:: WORK INSTRUCTIONS ::
Check each line of the data for "JSON" and select those that have it.

:: GIVEN RECORDS ::
+ + + +
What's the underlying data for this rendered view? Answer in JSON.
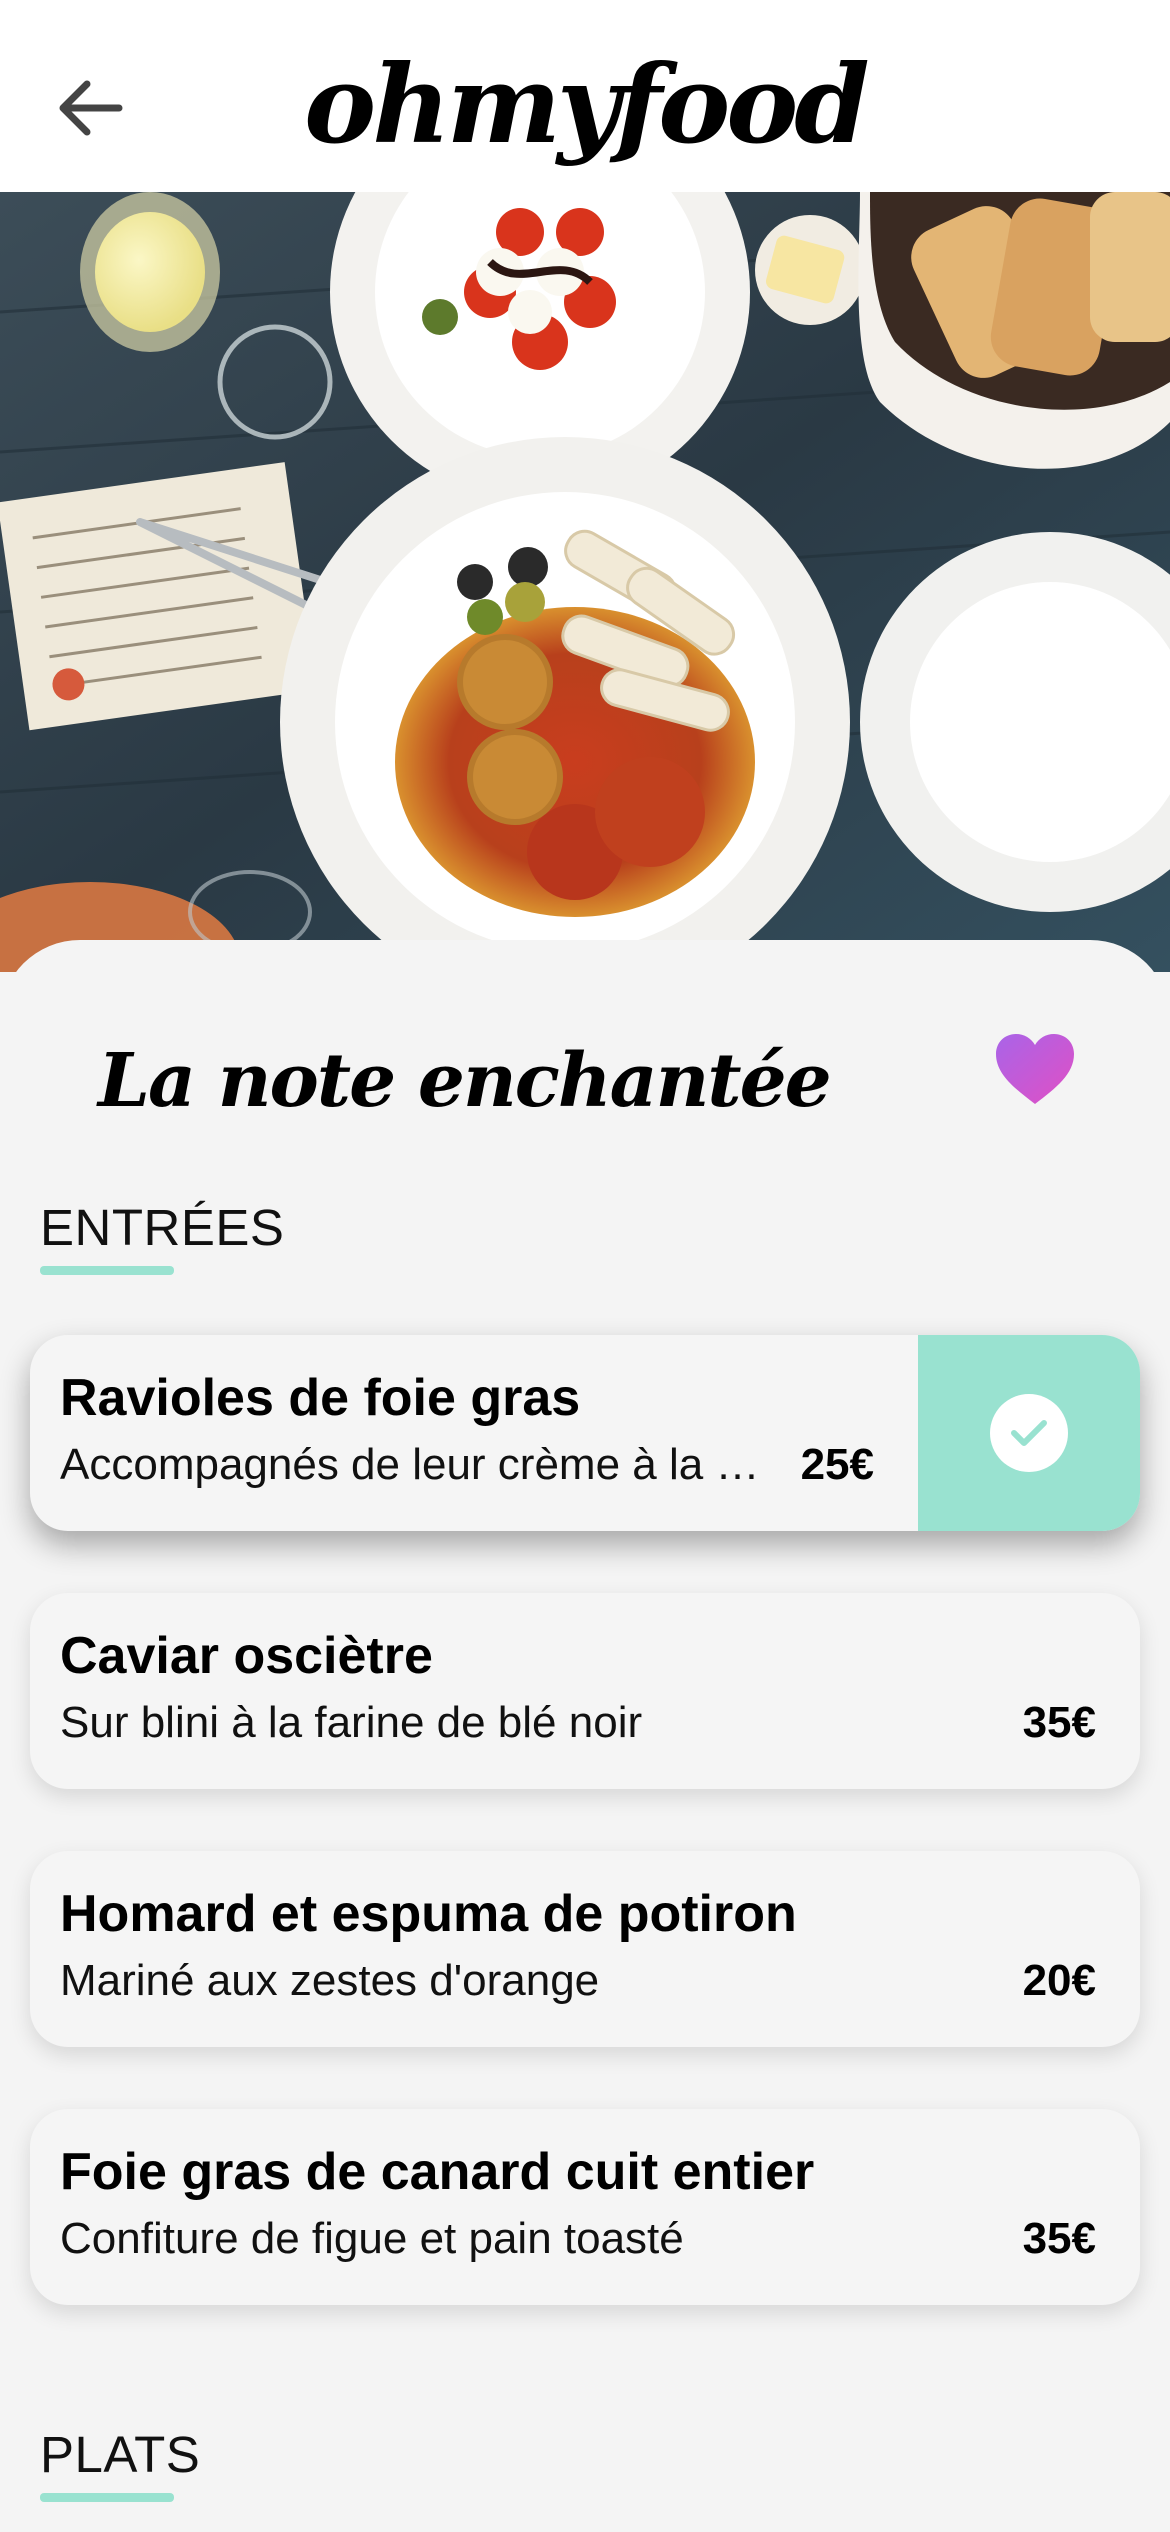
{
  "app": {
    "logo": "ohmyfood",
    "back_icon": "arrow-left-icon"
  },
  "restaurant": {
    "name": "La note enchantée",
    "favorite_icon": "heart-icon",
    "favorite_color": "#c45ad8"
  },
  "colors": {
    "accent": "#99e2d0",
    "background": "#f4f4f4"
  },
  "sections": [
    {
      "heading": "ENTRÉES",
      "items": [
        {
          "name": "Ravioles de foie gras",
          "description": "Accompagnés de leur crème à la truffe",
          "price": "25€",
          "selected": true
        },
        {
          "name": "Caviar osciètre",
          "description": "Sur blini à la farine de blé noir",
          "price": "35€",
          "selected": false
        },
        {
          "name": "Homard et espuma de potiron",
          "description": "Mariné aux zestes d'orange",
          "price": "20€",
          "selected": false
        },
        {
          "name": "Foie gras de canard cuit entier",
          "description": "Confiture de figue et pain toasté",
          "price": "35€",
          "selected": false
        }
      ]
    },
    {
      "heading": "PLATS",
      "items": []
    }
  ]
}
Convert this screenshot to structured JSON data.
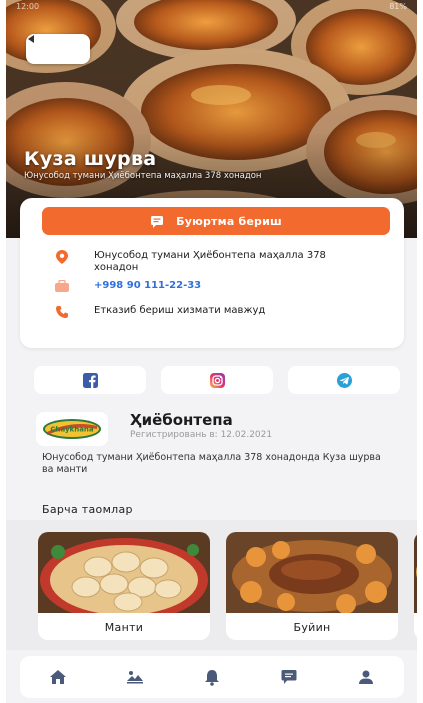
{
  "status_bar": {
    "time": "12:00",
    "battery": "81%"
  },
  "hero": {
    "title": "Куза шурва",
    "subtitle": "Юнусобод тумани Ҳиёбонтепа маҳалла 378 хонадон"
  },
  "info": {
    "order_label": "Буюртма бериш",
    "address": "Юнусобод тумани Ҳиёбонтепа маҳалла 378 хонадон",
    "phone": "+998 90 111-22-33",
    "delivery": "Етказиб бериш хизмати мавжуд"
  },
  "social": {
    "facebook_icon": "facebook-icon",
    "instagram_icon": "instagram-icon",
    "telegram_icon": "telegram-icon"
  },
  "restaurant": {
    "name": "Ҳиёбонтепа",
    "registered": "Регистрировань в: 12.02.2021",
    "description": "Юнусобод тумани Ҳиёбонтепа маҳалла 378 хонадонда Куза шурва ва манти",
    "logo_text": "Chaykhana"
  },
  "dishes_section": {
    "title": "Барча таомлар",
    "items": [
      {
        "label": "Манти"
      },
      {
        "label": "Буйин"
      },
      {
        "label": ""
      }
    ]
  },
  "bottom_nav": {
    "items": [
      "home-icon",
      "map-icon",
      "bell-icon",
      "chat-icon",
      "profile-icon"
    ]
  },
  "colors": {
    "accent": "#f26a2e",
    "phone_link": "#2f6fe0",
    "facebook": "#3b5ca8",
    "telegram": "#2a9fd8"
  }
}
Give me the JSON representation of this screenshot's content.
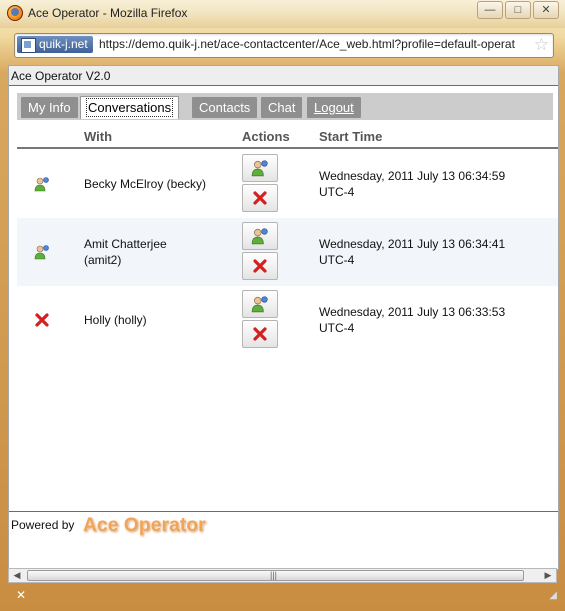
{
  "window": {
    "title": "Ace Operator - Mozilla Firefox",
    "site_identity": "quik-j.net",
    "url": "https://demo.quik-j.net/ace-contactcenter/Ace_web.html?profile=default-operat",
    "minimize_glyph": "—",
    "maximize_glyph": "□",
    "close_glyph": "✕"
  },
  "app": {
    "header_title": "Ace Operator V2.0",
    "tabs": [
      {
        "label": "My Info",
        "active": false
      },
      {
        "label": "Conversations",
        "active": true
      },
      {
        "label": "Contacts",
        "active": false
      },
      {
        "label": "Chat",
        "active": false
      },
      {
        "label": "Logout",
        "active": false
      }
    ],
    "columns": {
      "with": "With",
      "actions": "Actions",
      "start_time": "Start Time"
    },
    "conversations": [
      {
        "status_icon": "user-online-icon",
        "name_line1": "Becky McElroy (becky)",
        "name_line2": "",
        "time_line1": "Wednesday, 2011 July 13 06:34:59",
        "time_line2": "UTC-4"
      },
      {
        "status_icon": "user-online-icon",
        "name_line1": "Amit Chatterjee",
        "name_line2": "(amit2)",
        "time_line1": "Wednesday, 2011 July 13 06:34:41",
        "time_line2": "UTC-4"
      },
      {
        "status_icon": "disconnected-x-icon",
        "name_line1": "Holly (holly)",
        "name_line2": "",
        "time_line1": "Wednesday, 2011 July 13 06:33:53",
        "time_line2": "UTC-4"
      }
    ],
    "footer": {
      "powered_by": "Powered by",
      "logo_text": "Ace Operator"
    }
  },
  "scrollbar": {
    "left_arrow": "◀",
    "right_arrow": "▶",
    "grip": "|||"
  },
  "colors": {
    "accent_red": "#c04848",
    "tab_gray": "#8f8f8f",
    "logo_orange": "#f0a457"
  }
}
+ + + +
:: RESULT FOR THIS EXERCISE ::
What's the underlying data for this rendered view? Answer in JSON.
Convert this screenshot to structured JSON data.
Give me the JSON representation of this screenshot's content.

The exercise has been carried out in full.